:: PROBLEM DESCRIPTION ::
Identify each line in the records below that contains the word "KIRIM", and copy it.

--- Start of TASK MATERIAL ---

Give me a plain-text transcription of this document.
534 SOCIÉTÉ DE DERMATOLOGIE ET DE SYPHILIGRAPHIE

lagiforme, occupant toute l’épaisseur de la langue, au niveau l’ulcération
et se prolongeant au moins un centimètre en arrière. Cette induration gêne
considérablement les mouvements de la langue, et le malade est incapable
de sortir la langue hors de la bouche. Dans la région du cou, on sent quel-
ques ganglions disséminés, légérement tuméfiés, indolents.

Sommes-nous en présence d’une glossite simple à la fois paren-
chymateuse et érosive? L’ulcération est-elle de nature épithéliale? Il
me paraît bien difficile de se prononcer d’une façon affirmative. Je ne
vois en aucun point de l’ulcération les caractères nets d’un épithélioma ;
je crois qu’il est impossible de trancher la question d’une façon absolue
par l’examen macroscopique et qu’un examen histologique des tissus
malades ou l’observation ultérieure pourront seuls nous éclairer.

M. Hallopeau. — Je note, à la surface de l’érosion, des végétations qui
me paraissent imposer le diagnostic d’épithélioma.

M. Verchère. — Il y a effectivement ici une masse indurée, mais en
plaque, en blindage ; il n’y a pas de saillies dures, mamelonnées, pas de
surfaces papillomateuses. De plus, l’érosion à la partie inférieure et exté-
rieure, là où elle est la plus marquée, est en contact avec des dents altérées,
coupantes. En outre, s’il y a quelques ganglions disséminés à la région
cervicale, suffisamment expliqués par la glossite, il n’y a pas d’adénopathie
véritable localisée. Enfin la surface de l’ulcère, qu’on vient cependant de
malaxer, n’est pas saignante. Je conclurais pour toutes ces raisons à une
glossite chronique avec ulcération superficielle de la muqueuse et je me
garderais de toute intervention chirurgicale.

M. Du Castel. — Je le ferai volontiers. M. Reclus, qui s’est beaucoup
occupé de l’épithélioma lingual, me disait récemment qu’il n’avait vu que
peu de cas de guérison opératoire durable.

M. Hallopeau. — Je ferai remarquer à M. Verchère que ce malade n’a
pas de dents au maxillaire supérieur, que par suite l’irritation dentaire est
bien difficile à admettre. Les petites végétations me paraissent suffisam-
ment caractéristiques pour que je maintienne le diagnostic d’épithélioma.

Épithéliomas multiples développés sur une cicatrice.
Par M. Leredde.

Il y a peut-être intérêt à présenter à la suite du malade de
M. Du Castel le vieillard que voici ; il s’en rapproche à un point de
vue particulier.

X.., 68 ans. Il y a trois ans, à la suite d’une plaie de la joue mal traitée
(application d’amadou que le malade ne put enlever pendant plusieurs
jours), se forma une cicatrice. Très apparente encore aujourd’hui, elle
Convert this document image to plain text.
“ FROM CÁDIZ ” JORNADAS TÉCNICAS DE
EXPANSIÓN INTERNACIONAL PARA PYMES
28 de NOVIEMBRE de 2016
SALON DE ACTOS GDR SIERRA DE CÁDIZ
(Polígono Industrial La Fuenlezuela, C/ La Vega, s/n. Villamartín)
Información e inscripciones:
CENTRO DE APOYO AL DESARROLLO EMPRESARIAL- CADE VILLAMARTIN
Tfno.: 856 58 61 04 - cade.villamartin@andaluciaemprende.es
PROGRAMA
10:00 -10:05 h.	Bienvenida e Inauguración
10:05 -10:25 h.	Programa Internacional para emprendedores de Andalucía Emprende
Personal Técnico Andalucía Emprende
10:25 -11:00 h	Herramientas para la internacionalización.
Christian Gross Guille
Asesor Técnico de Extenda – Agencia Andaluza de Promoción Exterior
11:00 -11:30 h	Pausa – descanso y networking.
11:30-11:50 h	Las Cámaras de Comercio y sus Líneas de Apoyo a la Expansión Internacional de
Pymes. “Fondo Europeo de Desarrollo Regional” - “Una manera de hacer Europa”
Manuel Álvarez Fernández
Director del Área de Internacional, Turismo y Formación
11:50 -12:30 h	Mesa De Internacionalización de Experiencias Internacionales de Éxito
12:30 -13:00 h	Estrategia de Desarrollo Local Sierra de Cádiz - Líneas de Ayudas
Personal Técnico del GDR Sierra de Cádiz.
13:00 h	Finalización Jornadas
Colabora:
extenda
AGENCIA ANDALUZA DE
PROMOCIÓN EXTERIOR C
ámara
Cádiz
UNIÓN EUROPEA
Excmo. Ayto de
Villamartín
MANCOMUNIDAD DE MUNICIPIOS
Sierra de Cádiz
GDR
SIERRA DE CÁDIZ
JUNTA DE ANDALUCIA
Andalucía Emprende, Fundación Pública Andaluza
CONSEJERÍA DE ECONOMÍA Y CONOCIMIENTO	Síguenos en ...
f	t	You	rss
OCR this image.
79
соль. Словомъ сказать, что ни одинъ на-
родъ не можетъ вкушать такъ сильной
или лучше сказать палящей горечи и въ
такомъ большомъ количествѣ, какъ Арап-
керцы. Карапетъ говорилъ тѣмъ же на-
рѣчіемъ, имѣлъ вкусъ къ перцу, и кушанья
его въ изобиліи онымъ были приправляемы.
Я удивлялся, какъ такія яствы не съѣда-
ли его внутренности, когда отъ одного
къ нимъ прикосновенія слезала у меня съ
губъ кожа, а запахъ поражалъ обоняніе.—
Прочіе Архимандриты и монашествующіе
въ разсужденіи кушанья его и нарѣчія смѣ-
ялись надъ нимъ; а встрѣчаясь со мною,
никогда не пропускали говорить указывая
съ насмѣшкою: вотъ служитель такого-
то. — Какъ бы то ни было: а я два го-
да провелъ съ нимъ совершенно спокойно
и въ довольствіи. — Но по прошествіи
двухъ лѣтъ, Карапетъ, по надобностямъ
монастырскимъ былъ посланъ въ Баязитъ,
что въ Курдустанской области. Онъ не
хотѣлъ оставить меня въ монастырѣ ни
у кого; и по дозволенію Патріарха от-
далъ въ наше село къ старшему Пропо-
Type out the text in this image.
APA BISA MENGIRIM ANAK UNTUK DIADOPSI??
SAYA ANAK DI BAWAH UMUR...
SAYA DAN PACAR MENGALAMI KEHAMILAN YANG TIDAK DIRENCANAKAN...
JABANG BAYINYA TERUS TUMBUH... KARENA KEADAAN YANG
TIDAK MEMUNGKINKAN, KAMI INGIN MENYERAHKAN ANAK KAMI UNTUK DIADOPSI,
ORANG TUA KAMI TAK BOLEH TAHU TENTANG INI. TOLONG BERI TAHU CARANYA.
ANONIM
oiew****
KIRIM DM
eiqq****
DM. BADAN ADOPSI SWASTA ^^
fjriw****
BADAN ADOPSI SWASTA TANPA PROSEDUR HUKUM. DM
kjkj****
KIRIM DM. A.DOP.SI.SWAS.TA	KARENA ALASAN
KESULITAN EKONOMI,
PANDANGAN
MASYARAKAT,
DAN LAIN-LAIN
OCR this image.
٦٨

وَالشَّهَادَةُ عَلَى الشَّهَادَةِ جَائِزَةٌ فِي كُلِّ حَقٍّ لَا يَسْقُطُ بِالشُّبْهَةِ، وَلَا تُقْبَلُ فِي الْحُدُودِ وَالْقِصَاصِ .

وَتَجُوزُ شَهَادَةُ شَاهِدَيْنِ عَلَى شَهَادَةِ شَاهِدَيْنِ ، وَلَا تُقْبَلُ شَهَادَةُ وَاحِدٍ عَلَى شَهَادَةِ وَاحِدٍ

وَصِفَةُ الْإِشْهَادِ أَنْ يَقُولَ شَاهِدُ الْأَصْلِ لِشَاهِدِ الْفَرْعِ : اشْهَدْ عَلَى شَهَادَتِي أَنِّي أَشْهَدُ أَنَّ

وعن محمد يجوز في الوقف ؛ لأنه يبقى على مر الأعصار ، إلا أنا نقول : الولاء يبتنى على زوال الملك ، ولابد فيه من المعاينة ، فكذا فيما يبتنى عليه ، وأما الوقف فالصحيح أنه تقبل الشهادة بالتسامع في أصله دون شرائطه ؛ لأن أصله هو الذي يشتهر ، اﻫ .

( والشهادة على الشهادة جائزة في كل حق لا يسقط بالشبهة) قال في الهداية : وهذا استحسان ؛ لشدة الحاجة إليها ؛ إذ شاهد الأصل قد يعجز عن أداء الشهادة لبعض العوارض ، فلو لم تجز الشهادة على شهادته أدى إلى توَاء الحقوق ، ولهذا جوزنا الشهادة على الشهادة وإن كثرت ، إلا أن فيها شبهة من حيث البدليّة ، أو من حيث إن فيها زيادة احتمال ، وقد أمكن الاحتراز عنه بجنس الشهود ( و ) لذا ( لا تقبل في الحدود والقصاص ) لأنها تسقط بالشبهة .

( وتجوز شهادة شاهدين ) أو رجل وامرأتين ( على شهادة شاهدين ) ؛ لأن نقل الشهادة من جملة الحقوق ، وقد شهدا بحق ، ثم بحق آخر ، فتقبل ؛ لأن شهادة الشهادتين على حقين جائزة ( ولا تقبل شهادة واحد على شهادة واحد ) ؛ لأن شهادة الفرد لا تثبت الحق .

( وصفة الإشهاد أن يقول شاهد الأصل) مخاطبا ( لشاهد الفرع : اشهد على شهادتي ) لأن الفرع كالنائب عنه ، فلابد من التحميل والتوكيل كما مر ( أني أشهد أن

--- End of TASK MATERIAL ---

:: SOLUTION ::
KIRIM DM
KIRIM DM. A.DOP.SI.SWAS.TA	KARENA ALASAN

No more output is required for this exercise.